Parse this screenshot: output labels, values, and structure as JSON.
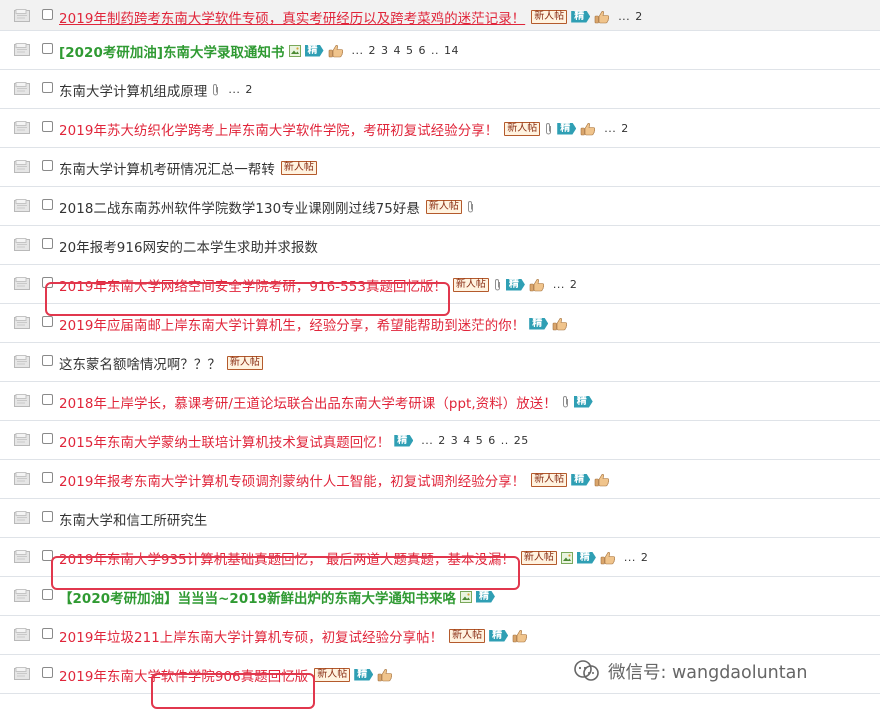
{
  "threads": [
    {
      "title": "2019年制药跨考东南大学软件专硕，真实考研经历以及跨考菜鸡的迷茫记录！",
      "style": "red-ul",
      "badges": [
        "new",
        "jing",
        "thumb"
      ],
      "pages": [
        "...",
        "2"
      ]
    },
    {
      "title": "[2020考研加油]东南大学录取通知书",
      "style": "green",
      "badges": [
        "img",
        "jing",
        "thumb"
      ],
      "pages": [
        "...",
        "2",
        "3",
        "4",
        "5",
        "6",
        "..",
        "14"
      ]
    },
    {
      "title": "东南大学计算机组成原理",
      "style": "normal",
      "badges": [
        "clip"
      ],
      "pages": [
        "...",
        "2"
      ]
    },
    {
      "title": "2019年苏大纺织化学跨考上岸东南大学软件学院，考研初复试经验分享！",
      "style": "red",
      "badges": [
        "new",
        "clip",
        "jing",
        "thumb"
      ],
      "pages": [
        "...",
        "2"
      ]
    },
    {
      "title": "东南大学计算机考研情况汇总一帮转",
      "style": "normal",
      "badges": [
        "new"
      ],
      "pages": []
    },
    {
      "title": "2018二战东南苏州软件学院数学130专业课刚刚过线75好悬",
      "style": "normal",
      "badges": [
        "new",
        "clip"
      ],
      "pages": []
    },
    {
      "title": "20年报考916网安的二本学生求助并求报数",
      "style": "normal",
      "badges": [],
      "pages": []
    },
    {
      "title": "2019年东南大学网络空间安全学院考研，916-553真题回忆版！",
      "style": "red",
      "badges": [
        "new",
        "clip",
        "jing",
        "thumb"
      ],
      "pages": [
        "...",
        "2"
      ]
    },
    {
      "title": "2019年应届南邮上岸东南大学计算机生，经验分享，希望能帮助到迷茫的你！",
      "style": "red",
      "badges": [
        "jing",
        "thumb"
      ],
      "pages": []
    },
    {
      "title": "这东蒙名额啥情况啊？？？",
      "style": "normal",
      "badges": [
        "new"
      ],
      "pages": []
    },
    {
      "title": "2018年上岸学长，慕课考研/王道论坛联合出品东南大学考研课（ppt,资料）放送！",
      "style": "red",
      "badges": [
        "clip",
        "jing"
      ],
      "pages": []
    },
    {
      "title": "2015年东南大学蒙纳士联培计算机技术复试真题回忆！",
      "style": "red",
      "badges": [
        "jing"
      ],
      "pages": [
        "...",
        "2",
        "3",
        "4",
        "5",
        "6",
        "..",
        "25"
      ]
    },
    {
      "title": "2019年报考东南大学计算机专硕调剂蒙纳什人工智能，初复试调剂经验分享！",
      "style": "red",
      "badges": [
        "new",
        "jing",
        "thumb"
      ],
      "pages": []
    },
    {
      "title": "东南大学和信工所研究生",
      "style": "normal",
      "badges": [],
      "pages": []
    },
    {
      "title": "2019年东南大学935计算机基础真题回忆， 最后两道大题真题，基本没漏！",
      "style": "red",
      "badges": [
        "new",
        "img",
        "jing",
        "thumb"
      ],
      "pages": [
        "...",
        "2"
      ]
    },
    {
      "title": "【2020考研加油】当当当~2019新鲜出炉的东南大学通知书来咯",
      "style": "green",
      "badges": [
        "img",
        "jing"
      ],
      "pages": []
    },
    {
      "title": "2019年垃圾211上岸东南大学计算机专硕，初复试经验分享帖！",
      "style": "red",
      "badges": [
        "new",
        "jing",
        "thumb"
      ],
      "pages": []
    },
    {
      "title": "2019年东南大学软件学院906真题回忆版",
      "style": "red",
      "badges": [
        "new",
        "jing",
        "thumb"
      ],
      "pages": []
    }
  ],
  "badge_labels": {
    "new": "新人帖",
    "jing": "精"
  },
  "watermark": {
    "text": "微信号: wangdaoluntan"
  },
  "colors": {
    "red_title": "#e0253a",
    "green_title": "#2f9a32",
    "highlight": "#e1374d",
    "jing_badge": "#2f9fb4"
  }
}
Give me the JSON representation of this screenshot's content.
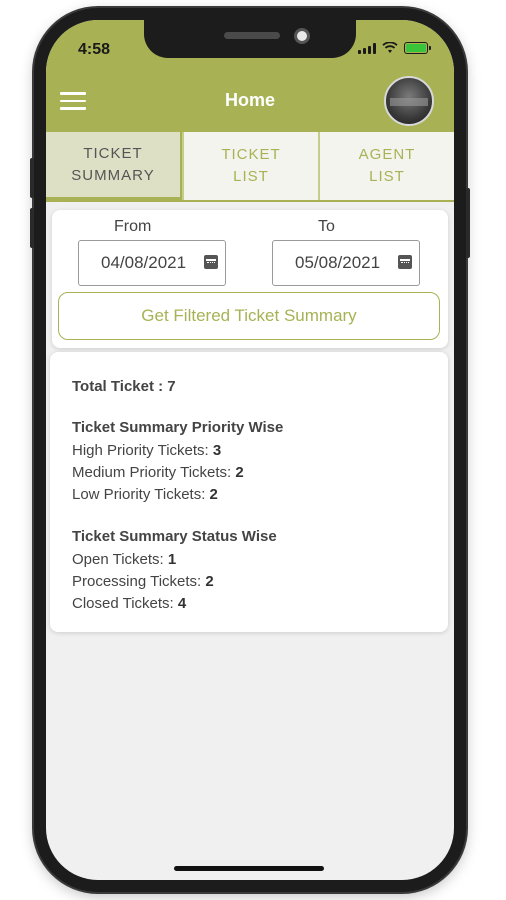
{
  "status_bar": {
    "time": "4:58",
    "icons": [
      "signal-icon",
      "wifi-icon",
      "battery-icon"
    ]
  },
  "app_bar": {
    "title": "Home",
    "menu_icon": "menu-icon",
    "avatar": "user-avatar"
  },
  "tabs": [
    {
      "line1": "TICKET",
      "line2": "SUMMARY",
      "active": true
    },
    {
      "line1": "TICKET",
      "line2": "LIST",
      "active": false
    },
    {
      "line1": "AGENT",
      "line2": "LIST",
      "active": false
    }
  ],
  "filter": {
    "from_label": "From",
    "to_label": "To",
    "from_value": "04/08/2021",
    "to_value": "05/08/2021",
    "button_label": "Get Filtered Ticket Summary"
  },
  "summary": {
    "total_label": "Total Ticket : 7",
    "priority_heading": "Ticket Summary Priority Wise",
    "priority_rows": [
      {
        "label": "High Priority Tickets: ",
        "value": "3"
      },
      {
        "label": "Medium Priority Tickets: ",
        "value": "2"
      },
      {
        "label": "Low Priority Tickets: ",
        "value": "2"
      }
    ],
    "status_heading": "Ticket Summary Status Wise",
    "status_rows": [
      {
        "label": "Open Tickets: ",
        "value": "1"
      },
      {
        "label": "Processing Tickets: ",
        "value": "2"
      },
      {
        "label": "Closed Tickets: ",
        "value": "4"
      }
    ]
  },
  "colors": {
    "primary": "#a8b254",
    "active_tab_bg": "#dee0c6",
    "battery": "#3ac43a"
  }
}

════════════════════

■ REQUIREMENTS ■
From the data above, gather every line that includes the word "Tickets".

■ EXERCISE RESULT ■
        "label": "High Priority Tickets: ",
        "label": "Medium Priority Tickets: ",
        "label": "Low Priority Tickets: ",
        "label": "Open Tickets: ",
        "label": "Processing Tickets: ",
        "label": "Closed Tickets: ",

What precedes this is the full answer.